**Information given:**
━━━━
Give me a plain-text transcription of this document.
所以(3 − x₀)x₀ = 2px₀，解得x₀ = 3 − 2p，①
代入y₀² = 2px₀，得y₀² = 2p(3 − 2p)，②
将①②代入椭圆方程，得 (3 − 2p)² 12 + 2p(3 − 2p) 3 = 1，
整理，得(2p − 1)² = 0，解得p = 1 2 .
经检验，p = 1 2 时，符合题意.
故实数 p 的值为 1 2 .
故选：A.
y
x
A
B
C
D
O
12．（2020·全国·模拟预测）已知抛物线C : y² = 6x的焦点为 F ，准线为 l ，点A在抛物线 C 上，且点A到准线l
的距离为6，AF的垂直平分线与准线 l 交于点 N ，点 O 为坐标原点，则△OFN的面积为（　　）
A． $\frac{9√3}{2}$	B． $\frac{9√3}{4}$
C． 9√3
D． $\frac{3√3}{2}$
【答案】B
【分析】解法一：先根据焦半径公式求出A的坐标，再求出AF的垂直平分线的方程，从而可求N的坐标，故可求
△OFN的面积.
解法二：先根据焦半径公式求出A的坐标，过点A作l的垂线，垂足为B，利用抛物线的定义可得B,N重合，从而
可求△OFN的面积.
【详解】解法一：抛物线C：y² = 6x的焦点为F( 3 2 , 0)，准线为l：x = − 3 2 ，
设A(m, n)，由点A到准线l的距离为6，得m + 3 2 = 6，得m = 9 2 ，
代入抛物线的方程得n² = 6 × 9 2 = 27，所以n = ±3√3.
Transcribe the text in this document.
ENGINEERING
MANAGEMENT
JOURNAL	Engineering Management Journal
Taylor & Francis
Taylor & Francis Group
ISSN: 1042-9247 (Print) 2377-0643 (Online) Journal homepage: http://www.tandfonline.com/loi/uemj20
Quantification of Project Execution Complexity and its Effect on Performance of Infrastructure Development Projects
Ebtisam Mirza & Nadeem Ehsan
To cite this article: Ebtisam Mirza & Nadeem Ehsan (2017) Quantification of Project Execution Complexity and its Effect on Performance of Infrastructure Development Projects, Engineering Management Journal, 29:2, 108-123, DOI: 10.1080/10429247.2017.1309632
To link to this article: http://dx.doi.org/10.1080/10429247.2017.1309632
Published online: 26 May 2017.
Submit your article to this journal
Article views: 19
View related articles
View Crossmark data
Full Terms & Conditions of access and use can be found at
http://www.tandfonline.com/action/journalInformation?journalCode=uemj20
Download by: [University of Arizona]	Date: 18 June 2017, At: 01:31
━━━━
**Aim of the exercise:** Quote every line from the line containing "Transcribe the text in this document." through the closing line of the listing, including both.

**Solution to this problem:**
Transcribe the text in this document.
ENGINEERING
MANAGEMENT
JOURNAL	Engineering Management Journal
Taylor & Francis
Taylor & Francis Group
ISSN: 1042-9247 (Print) 2377-0643 (Online) Journal homepage: http://www.tandfonline.com/loi/uemj20
Quantification of Project Execution Complexity and its Effect on Performance of Infrastructure Development Projects
Ebtisam Mirza & Nadeem Ehsan
To cite this article: Ebtisam Mirza & Nadeem Ehsan (2017) Quantification of Project Execution Complexity and its Effect on Performance of Infrastructure Development Projects, Engineering Management Journal, 29:2, 108-123, DOI: 10.1080/10429247.2017.1309632
To link to this article: http://dx.doi.org/10.1080/10429247.2017.1309632
Published online: 26 May 2017.
Submit your article to this journal
Article views: 19
View related articles
View Crossmark data
Full Terms & Conditions of access and use can be found at
http://www.tandfonline.com/action/journalInformation?journalCode=uemj20
Download by: [University of Arizona]	Date: 18 June 2017, At: 01:31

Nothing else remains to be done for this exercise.